== Work to complete ==
Work out the number of lines containing "FERT". Give that number alone.

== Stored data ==
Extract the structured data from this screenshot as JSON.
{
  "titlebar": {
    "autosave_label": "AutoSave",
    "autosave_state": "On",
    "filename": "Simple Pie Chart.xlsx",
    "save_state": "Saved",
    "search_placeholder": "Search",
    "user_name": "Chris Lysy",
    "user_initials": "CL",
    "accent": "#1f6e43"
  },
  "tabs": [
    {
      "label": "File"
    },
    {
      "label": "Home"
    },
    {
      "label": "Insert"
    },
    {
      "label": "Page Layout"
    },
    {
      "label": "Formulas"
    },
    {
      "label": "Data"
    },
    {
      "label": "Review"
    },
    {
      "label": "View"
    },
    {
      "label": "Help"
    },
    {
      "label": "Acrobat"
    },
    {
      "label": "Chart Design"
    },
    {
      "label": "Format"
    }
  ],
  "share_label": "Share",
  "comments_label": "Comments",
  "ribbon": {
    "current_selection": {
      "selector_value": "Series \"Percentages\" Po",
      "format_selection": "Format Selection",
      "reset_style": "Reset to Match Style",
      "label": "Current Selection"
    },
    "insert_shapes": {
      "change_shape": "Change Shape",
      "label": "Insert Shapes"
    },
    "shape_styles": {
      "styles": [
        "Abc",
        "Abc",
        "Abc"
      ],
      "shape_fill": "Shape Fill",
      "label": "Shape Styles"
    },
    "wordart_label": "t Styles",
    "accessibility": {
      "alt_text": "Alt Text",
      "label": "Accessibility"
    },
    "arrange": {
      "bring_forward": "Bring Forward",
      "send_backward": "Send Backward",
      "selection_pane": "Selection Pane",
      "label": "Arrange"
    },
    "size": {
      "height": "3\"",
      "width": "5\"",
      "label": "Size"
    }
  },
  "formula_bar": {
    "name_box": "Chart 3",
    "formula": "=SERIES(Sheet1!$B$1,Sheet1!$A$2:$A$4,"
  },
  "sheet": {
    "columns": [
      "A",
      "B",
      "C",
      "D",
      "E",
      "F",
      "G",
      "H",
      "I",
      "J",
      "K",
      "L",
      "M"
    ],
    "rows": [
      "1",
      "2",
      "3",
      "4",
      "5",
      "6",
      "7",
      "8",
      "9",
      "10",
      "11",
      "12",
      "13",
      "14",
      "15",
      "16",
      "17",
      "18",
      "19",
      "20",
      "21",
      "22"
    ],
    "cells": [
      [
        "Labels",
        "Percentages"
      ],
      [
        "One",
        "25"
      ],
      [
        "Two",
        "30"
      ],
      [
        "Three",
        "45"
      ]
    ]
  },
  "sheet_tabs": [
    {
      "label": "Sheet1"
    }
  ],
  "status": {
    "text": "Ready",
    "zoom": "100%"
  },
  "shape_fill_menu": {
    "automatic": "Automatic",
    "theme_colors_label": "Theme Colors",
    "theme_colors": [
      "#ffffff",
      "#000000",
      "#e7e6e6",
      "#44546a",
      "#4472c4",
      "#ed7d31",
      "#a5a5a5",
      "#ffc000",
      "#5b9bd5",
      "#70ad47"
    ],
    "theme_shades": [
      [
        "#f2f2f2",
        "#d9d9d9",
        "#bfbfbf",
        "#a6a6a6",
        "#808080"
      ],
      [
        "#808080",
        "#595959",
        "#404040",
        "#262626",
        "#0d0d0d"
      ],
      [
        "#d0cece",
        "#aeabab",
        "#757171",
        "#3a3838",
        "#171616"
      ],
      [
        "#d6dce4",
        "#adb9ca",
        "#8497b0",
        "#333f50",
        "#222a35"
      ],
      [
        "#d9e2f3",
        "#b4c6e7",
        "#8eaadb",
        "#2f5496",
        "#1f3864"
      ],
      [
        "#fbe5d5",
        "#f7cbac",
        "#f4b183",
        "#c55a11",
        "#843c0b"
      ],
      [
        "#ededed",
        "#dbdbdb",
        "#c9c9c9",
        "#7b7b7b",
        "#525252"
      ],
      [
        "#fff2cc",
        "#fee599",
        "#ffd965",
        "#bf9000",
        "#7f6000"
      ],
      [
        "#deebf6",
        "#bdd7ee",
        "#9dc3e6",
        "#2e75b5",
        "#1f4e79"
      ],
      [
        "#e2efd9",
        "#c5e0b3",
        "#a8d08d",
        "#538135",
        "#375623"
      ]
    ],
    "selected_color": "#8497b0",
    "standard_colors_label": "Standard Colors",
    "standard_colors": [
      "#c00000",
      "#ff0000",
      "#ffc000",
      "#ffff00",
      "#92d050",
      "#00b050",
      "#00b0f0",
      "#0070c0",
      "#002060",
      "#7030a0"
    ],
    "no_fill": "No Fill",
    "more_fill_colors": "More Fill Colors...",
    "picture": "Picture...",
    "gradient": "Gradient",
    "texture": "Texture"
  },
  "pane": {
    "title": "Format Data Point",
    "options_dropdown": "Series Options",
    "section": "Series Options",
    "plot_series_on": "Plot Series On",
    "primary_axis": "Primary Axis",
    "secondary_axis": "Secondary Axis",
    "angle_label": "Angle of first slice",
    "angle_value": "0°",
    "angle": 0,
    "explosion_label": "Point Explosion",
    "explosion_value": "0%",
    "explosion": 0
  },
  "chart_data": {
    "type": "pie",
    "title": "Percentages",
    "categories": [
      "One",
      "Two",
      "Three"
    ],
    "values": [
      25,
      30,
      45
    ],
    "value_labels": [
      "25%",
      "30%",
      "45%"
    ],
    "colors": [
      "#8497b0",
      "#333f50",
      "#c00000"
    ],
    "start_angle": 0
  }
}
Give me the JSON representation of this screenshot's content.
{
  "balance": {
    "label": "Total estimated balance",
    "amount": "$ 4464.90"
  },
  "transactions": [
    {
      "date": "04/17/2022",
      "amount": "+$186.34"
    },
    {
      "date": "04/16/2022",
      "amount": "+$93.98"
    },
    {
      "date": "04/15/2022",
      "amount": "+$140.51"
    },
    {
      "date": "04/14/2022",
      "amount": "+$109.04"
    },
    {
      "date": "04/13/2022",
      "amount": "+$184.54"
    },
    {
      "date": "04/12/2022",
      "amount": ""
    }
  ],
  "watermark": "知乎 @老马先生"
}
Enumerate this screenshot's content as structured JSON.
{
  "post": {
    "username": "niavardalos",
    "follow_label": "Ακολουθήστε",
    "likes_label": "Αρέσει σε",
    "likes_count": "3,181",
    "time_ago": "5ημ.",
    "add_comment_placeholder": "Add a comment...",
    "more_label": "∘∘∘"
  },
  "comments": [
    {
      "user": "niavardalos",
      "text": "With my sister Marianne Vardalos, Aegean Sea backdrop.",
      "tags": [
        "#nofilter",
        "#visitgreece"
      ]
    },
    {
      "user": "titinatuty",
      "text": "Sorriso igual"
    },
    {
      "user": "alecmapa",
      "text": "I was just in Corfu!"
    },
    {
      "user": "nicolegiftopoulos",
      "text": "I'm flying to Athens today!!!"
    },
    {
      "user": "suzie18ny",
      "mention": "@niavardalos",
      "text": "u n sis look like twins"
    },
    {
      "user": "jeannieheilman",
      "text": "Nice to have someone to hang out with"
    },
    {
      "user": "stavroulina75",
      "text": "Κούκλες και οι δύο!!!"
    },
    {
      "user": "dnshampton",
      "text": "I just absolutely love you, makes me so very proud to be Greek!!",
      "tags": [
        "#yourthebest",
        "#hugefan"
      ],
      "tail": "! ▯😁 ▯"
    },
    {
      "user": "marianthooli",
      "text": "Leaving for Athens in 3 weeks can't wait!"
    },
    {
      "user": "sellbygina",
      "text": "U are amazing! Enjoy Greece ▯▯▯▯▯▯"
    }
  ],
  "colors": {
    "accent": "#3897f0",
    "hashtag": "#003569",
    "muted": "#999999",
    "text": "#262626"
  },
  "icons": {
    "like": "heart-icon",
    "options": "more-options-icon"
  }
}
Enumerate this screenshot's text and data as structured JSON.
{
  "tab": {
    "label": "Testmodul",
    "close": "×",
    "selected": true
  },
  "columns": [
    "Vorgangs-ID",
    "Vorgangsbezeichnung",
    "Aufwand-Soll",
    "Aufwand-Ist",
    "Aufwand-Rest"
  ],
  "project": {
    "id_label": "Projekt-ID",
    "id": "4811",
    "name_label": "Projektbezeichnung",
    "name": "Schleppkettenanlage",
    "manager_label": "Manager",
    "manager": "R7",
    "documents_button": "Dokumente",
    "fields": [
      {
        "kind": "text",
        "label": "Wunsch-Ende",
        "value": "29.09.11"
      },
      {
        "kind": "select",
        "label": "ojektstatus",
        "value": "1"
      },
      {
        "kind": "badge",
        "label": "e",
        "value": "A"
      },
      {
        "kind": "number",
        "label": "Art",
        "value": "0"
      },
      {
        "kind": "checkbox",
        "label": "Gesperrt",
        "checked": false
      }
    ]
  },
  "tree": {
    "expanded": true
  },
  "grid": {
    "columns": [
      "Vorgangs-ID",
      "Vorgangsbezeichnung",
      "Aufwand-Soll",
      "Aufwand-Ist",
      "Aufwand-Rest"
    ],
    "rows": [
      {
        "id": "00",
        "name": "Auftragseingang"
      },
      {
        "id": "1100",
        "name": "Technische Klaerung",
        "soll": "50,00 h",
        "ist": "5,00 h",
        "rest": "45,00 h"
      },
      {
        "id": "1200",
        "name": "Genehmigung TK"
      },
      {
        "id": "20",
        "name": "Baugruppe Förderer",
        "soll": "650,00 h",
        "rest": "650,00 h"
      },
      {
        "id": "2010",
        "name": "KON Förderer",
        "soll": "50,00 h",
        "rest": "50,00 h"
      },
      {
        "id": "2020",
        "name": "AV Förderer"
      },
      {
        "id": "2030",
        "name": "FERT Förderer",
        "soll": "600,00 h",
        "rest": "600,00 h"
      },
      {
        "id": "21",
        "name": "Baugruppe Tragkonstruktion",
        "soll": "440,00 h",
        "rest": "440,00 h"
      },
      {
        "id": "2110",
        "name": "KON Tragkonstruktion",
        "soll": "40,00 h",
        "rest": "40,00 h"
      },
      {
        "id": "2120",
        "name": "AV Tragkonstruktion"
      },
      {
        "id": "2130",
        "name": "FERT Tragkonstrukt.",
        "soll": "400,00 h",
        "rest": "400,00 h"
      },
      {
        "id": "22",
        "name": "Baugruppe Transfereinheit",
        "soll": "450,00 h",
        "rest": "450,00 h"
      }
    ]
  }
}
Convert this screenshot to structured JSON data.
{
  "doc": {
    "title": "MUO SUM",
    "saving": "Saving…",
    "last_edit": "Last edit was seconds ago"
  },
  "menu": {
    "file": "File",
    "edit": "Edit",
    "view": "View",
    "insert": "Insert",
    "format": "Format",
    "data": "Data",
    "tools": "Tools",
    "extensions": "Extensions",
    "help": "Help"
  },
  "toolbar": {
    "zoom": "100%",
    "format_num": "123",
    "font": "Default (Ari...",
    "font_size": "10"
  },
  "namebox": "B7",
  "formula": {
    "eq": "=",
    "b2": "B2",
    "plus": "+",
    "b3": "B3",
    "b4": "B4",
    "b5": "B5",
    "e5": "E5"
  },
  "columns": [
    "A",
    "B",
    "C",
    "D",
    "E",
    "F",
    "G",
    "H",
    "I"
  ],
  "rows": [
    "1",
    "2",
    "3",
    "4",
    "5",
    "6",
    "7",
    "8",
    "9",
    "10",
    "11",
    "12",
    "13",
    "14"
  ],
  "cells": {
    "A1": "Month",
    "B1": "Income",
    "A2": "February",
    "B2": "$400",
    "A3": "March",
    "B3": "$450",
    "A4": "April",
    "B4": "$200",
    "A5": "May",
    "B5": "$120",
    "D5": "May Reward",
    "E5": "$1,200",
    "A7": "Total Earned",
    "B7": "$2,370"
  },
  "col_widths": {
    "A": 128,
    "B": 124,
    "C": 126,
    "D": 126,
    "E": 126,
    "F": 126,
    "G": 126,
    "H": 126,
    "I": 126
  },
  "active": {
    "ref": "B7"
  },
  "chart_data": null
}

== Exercise output ==
2